Right away we know that $f_p(r)=1$ and $g_j(r)=0$ for all $j$. Let $V=\left\{f \in 2^Q: f(r)=1 \right\}$ which is an open set that contains $f_p$. But $g_j \notin V$ for all $j$. Thus the following collection

$\left\{V \right\} \cup \left\{ \left\{g_j \right\}:j=1,2,3,\cdots \right\}$

is an open cover of $K_0$ that has no finite subcover, contradicting the fact that $K_0$ is compact. Thus for any $p \in P$, for any compact set $K \in \mathcal{K}_p$, $K \cap M_{\lvert Q \lvert}$ is finite. In other words, for any compact subset $K$ of $F$ with only one limit point, $K \cap M_{\lvert Q \lvert}$ must be finite. It follows that in the space $M_{\lvert Q \lvert}$, all compact sets are finite. $\blacksquare$

Note that $M_\theta \subset M_{\lvert Q \lvert}$ for all infinite cardinal numbers $\theta < \lvert Q \lvert$. Thus the compact subsets of all such subspaces $M_\theta$ are finite. In particular, for the subspace $M_{\omega}$, there are no infinite compact subsets. Thus we have the following two easy propositions.

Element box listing
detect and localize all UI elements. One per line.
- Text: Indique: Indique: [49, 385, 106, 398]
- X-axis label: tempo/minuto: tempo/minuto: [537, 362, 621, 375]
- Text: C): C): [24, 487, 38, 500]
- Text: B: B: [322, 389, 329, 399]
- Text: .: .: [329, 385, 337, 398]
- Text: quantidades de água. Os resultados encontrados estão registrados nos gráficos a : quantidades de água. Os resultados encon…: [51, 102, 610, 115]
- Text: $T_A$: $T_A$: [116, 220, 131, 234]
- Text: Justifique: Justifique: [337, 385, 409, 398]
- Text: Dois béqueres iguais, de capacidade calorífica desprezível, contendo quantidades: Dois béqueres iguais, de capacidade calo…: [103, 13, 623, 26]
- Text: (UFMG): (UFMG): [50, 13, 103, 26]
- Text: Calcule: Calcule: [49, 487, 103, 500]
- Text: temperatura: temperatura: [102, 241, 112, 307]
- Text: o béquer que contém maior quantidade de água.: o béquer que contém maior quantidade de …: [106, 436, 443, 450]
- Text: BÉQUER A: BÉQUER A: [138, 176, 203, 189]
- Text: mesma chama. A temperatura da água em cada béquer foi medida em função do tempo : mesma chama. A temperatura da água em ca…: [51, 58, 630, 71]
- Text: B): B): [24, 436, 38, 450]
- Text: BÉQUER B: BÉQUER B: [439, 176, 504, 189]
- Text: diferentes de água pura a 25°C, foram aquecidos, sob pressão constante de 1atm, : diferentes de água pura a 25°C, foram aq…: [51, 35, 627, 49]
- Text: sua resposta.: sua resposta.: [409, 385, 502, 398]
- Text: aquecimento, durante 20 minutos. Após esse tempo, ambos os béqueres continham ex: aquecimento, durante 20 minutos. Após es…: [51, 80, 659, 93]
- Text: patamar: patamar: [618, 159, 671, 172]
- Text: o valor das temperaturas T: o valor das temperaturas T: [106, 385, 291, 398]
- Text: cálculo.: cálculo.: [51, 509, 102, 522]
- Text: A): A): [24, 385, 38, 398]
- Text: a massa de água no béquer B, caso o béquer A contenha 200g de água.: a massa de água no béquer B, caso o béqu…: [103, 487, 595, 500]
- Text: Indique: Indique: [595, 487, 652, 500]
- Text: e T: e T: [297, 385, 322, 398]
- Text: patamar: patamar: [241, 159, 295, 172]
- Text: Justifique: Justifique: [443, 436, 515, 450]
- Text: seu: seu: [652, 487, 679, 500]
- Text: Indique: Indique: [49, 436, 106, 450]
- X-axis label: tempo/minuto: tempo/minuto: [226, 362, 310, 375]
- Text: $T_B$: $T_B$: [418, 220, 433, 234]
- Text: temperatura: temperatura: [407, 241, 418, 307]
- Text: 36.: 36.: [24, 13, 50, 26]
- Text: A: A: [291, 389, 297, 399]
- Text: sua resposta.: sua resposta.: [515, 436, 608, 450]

**To do:** What does the compactness passage state about the compact subsets of the subspace $M_{\omega}$? The listing is separate material, independent of the passage above it.

**In response:** The subspace $M_{\omega}$ has no infinite compact subsets.